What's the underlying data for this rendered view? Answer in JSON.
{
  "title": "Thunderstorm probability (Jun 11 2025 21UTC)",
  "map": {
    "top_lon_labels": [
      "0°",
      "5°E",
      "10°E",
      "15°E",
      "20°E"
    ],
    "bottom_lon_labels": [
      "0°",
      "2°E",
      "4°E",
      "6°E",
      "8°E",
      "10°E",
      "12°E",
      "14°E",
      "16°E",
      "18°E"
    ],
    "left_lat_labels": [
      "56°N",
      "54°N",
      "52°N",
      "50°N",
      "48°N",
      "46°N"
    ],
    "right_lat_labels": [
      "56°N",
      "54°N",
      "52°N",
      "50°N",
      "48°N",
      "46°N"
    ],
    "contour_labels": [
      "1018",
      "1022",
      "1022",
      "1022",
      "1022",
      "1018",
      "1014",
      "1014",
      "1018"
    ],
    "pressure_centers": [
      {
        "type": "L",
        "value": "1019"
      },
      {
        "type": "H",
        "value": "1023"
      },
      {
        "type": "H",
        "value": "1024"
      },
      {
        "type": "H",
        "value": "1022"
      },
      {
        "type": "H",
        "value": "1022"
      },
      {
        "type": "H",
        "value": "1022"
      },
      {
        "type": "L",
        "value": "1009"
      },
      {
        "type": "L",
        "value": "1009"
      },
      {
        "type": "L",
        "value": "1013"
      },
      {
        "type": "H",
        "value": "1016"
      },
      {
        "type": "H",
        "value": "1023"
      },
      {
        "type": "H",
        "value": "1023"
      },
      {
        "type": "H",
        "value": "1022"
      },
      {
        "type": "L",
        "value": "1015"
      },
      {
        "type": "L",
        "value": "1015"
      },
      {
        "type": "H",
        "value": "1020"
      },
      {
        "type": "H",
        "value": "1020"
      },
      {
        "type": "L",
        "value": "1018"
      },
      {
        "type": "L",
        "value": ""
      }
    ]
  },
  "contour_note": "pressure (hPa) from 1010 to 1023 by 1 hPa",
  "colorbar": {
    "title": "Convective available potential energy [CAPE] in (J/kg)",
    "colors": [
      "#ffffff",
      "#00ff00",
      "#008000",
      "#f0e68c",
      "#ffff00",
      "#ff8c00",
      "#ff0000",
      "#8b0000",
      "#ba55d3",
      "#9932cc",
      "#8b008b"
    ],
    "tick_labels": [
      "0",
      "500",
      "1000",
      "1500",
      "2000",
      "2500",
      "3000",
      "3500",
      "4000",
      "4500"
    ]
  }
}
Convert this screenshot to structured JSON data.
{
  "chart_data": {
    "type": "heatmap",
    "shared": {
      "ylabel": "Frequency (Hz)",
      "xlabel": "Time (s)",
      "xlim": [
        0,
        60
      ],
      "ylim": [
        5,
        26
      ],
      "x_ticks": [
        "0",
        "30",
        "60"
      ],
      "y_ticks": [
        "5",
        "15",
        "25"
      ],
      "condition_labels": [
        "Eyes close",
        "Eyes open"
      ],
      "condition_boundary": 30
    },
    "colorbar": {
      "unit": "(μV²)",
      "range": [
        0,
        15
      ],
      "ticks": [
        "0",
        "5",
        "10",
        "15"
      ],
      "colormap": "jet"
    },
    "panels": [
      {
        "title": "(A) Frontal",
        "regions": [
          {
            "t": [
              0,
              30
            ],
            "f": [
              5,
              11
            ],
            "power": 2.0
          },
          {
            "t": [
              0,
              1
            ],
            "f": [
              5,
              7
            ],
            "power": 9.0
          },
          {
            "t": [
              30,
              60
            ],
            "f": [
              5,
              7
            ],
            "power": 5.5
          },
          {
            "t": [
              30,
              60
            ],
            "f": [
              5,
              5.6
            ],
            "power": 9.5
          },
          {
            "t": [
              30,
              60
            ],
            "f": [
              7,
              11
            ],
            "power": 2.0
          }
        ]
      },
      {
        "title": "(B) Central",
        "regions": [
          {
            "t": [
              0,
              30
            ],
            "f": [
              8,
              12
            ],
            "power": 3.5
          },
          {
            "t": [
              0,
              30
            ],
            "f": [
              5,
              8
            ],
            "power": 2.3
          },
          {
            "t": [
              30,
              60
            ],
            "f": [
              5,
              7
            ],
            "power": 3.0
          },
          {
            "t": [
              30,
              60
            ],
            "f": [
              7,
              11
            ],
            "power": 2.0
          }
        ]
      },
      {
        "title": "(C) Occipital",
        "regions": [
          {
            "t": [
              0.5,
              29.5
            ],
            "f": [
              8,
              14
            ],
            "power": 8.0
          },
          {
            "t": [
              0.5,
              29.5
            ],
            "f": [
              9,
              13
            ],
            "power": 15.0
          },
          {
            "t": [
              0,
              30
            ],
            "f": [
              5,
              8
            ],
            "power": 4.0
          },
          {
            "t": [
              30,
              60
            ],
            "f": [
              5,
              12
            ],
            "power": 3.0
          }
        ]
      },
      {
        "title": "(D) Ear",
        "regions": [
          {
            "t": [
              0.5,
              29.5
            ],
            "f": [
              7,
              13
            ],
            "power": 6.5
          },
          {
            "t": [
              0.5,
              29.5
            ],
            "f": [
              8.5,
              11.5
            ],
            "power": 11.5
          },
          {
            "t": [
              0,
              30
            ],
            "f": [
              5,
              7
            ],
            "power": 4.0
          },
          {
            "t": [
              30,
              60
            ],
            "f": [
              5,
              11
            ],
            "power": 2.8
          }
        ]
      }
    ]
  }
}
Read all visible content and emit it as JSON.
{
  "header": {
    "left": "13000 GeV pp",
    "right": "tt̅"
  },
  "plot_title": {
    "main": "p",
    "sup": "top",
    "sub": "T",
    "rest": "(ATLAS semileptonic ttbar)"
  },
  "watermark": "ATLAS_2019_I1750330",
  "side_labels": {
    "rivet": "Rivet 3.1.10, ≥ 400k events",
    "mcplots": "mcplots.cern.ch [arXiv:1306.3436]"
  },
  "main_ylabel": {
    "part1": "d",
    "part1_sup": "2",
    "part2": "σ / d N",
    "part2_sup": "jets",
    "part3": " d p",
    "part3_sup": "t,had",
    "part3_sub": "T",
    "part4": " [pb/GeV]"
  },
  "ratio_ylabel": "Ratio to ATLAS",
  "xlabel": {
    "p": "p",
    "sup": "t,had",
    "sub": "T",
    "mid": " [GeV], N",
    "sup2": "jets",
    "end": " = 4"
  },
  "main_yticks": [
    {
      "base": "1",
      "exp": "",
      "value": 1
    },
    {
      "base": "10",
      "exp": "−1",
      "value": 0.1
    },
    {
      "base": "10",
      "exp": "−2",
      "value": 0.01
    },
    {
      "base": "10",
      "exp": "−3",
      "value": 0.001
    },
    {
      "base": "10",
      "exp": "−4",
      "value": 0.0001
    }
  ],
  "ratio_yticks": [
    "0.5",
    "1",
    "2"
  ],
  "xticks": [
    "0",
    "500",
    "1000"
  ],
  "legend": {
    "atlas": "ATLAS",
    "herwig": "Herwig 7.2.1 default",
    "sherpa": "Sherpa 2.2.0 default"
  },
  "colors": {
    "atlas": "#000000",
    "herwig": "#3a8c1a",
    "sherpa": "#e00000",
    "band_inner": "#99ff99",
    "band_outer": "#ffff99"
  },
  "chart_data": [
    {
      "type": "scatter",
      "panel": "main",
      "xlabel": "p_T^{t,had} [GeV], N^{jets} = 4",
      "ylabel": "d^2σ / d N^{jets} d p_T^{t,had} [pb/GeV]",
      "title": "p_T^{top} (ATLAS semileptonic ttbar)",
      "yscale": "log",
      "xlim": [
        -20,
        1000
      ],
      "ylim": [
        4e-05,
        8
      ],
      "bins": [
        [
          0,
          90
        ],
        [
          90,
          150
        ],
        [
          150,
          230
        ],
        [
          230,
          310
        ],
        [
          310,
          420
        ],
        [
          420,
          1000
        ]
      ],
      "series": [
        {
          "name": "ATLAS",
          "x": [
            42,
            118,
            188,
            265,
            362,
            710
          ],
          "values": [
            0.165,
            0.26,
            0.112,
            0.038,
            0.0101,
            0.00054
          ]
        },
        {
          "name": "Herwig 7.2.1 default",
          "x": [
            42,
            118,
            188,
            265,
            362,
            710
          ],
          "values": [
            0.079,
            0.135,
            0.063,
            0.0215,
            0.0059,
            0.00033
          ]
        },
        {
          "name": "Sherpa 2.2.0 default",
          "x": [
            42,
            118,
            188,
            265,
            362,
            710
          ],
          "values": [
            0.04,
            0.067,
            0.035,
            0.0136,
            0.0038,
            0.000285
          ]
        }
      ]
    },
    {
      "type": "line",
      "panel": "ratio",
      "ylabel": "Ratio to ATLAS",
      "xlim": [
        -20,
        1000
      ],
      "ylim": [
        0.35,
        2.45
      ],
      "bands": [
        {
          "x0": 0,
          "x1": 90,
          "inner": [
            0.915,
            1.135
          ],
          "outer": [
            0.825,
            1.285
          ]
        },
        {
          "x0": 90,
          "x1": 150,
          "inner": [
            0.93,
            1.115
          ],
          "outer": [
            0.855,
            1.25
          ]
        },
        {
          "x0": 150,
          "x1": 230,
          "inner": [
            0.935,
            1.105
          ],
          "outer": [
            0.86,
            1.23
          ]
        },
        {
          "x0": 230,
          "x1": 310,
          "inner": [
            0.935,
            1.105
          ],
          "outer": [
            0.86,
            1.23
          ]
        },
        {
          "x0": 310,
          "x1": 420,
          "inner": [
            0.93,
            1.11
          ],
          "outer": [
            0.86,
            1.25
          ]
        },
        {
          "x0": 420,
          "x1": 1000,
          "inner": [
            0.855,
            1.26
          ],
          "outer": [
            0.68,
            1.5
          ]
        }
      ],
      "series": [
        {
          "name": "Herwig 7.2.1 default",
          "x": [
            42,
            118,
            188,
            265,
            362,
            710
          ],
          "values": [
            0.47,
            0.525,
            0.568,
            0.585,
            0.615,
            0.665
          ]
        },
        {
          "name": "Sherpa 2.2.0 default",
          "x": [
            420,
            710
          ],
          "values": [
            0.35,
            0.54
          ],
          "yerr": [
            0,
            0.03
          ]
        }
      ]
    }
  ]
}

**********

**Stated problem**
Reply with the number of lines in the data that include the string "semileptonic" and nothing else.

**Problem solution**
2